(Exercise details)
Reproduce the listing below without any change.

(Given information)
::::

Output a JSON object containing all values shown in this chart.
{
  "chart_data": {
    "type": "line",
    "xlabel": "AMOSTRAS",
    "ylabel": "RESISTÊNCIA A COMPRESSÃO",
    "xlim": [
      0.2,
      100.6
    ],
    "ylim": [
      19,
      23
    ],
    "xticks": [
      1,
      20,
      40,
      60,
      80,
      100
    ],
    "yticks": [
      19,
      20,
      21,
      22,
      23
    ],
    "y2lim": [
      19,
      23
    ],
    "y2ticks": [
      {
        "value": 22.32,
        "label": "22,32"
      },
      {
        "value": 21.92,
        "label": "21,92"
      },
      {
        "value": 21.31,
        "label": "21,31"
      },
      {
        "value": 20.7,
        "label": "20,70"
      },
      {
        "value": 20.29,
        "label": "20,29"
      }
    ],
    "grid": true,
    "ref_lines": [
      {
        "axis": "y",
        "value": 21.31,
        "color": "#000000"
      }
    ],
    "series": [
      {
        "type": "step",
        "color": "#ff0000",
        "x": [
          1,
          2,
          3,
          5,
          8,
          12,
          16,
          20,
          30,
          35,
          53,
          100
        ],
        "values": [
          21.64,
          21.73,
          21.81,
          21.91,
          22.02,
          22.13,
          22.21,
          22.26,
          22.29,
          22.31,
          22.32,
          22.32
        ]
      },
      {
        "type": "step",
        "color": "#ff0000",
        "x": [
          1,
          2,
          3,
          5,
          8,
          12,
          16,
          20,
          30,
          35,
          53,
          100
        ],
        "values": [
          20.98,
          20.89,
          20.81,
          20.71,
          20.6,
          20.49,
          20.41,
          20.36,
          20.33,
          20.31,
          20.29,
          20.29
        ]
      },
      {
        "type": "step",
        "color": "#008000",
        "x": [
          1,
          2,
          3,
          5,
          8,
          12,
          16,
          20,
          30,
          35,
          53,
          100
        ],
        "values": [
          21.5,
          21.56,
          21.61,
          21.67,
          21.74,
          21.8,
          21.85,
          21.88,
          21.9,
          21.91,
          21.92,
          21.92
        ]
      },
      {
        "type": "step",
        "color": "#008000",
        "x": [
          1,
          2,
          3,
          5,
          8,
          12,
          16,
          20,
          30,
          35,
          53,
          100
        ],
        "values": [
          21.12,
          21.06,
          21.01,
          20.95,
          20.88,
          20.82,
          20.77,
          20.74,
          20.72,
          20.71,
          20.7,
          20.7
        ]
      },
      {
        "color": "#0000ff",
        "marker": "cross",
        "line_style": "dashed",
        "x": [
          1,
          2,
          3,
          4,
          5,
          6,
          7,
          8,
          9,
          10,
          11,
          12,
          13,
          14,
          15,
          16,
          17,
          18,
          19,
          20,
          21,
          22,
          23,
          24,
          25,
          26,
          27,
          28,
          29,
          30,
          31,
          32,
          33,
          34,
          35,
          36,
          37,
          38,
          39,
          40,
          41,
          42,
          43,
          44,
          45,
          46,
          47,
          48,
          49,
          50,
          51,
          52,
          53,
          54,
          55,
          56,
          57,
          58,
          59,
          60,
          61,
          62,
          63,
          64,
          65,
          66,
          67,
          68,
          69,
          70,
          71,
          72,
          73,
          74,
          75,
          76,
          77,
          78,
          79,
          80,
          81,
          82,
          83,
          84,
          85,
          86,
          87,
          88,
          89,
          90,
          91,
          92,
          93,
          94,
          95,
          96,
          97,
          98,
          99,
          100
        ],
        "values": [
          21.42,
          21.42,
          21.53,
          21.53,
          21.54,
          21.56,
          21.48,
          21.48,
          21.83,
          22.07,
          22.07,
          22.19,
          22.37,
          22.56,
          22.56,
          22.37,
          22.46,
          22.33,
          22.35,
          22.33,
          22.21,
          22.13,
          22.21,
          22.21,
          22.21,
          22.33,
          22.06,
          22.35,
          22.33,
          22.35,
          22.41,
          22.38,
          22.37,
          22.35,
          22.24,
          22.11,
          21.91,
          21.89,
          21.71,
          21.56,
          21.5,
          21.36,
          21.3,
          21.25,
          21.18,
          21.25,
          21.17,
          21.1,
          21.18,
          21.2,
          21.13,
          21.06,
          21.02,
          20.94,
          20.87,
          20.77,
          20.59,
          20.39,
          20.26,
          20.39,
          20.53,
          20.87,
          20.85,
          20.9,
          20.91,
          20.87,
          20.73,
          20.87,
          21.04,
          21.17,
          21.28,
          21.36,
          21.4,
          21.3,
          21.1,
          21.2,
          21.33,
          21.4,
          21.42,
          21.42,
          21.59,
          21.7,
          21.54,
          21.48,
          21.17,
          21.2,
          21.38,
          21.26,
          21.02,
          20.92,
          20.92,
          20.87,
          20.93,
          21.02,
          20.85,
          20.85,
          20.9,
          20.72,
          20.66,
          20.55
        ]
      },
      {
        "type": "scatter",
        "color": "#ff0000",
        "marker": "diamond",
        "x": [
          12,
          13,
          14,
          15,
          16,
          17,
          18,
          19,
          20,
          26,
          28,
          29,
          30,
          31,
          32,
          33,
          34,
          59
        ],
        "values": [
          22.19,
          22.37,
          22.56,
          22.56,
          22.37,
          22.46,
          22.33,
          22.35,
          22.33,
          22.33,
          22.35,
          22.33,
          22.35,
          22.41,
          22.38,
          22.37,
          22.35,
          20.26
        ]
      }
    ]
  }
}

::::

(Full output)
Output a JSON object containing all values shown in this chart.
{
  "chart_data": {
    "type": "line",
    "xlabel": "AMOSTRAS",
    "ylabel": "RESISTÊNCIA A COMPRESSÃO",
    "xlim": [
      0.2,
      100.6
    ],
    "ylim": [
      19,
      23
    ],
    "xticks": [
      1,
      20,
      40,
      60,
      80,
      100
    ],
    "yticks": [
      19,
      20,
      21,
      22,
      23
    ],
    "y2lim": [
      19,
      23
    ],
    "y2ticks": [
      {
        "value": 22.32,
        "label": "22,32"
      },
      {
        "value": 21.92,
        "label": "21,92"
      },
      {
        "value": 21.31,
        "label": "21,31"
      },
      {
        "value": 20.7,
        "label": "20,70"
      },
      {
        "value": 20.29,
        "label": "20,29"
      }
    ],
    "grid": true,
    "ref_lines": [
      {
        "axis": "y",
        "value": 21.31,
        "color": "#000000"
      }
    ],
    "series": [
      {
        "type": "step",
        "color": "#ff0000",
        "x": [
          1,
          2,
          3,
          5,
          8,
          12,
          16,
          20,
          30,
          35,
          53,
          100
        ],
        "values": [
          21.64,
          21.73,
          21.81,
          21.91,
          22.02,
          22.13,
          22.21,
          22.26,
          22.29,
          22.31,
          22.32,
          22.32
        ]
      },
      {
        "type": "step",
        "color": "#ff0000",
        "x": [
          1,
          2,
          3,
          5,
          8,
          12,
          16,
          20,
          30,
          35,
          53,
          100
        ],
        "values": [
          20.98,
          20.89,
          20.81,
          20.71,
          20.6,
          20.49,
          20.41,
          20.36,
          20.33,
          20.31,
          20.29,
          20.29
        ]
      },
      {
        "type": "step",
        "color": "#008000",
        "x": [
          1,
          2,
          3,
          5,
          8,
          12,
          16,
          20,
          30,
          35,
          53,
          100
        ],
        "values": [
          21.5,
          21.56,
          21.61,
          21.67,
          21.74,
          21.8,
          21.85,
          21.88,
          21.9,
          21.91,
          21.92,
          21.92
        ]
      },
      {
        "type": "step",
        "color": "#008000",
        "x": [
          1,
          2,
          3,
          5,
          8,
          12,
          16,
          20,
          30,
          35,
          53,
          100
        ],
        "values": [
          21.12,
          21.06,
          21.01,
          20.95,
          20.88,
          20.82,
          20.77,
          20.74,
          20.72,
          20.71,
          20.7,
          20.7
        ]
      },
      {
        "color": "#0000ff",
        "marker": "cross",
        "line_style": "dashed",
        "x": [
          1,
          2,
          3,
          4,
          5,
          6,
          7,
          8,
          9,
          10,
          11,
          12,
          13,
          14,
          15,
          16,
          17,
          18,
          19,
          20,
          21,
          22,
          23,
          24,
          25,
          26,
          27,
          28,
          29,
          30,
          31,
          32,
          33,
          34,
          35,
          36,
          37,
          38,
          39,
          40,
          41,
          42,
          43,
          44,
          45,
          46,
          47,
          48,
          49,
          50,
          51,
          52,
          53,
          54,
          55,
          56,
          57,
          58,
          59,
          60,
          61,
          62,
          63,
          64,
          65,
          66,
          67,
          68,
          69,
          70,
          71,
          72,
          73,
          74,
          75,
          76,
          77,
          78,
          79,
          80,
          81,
          82,
          83,
          84,
          85,
          86,
          87,
          88,
          89,
          90,
          91,
          92,
          93,
          94,
          95,
          96,
          97,
          98,
          99,
          100
        ],
        "values": [
          21.42,
          21.42,
          21.53,
          21.53,
          21.54,
          21.56,
          21.48,
          21.48,
          21.83,
          22.07,
          22.07,
          22.19,
          22.37,
          22.56,
          22.56,
          22.37,
          22.46,
          22.33,
          22.35,
          22.33,
          22.21,
          22.13,
          22.21,
          22.21,
          22.21,
          22.33,
          22.06,
          22.35,
          22.33,
          22.35,
          22.41,
          22.38,
          22.37,
          22.35,
          22.24,
          22.11,
          21.91,
          21.89,
          21.71,
          21.56,
          21.5,
          21.36,
          21.3,
          21.25,
          21.18,
          21.25,
          21.17,
          21.1,
          21.18,
          21.2,
          21.13,
          21.06,
          21.02,
          20.94,
          20.87,
          20.77,
          20.59,
          20.39,
          20.26,
          20.39,
          20.53,
          20.87,
          20.85,
          20.9,
          20.91,
          20.87,
          20.73,
          20.87,
          21.04,
          21.17,
          21.28,
          21.36,
          21.4,
          21.3,
          21.1,
          21.2,
          21.33,
          21.4,
          21.42,
          21.42,
          21.59,
          21.7,
          21.54,
          21.48,
          21.17,
          21.2,
          21.38,
          21.26,
          21.02,
          20.92,
          20.92,
          20.87,
          20.93,
          21.02,
          20.85,
          20.85,
          20.9,
          20.72,
          20.66,
          20.55
        ]
      },
      {
        "type": "scatter",
        "color": "#ff0000",
        "marker": "diamond",
        "x": [
          12,
          13,
          14,
          15,
          16,
          17,
          18,
          19,
          20,
          26,
          28,
          29,
          30,
          31,
          32,
          33,
          34,
          59
        ],
        "values": [
          22.19,
          22.37,
          22.56,
          22.56,
          22.37,
          22.46,
          22.33,
          22.35,
          22.33,
          22.33,
          22.35,
          22.33,
          22.35,
          22.41,
          22.38,
          22.37,
          22.35,
          20.26
        ]
      }
    ]
  }
}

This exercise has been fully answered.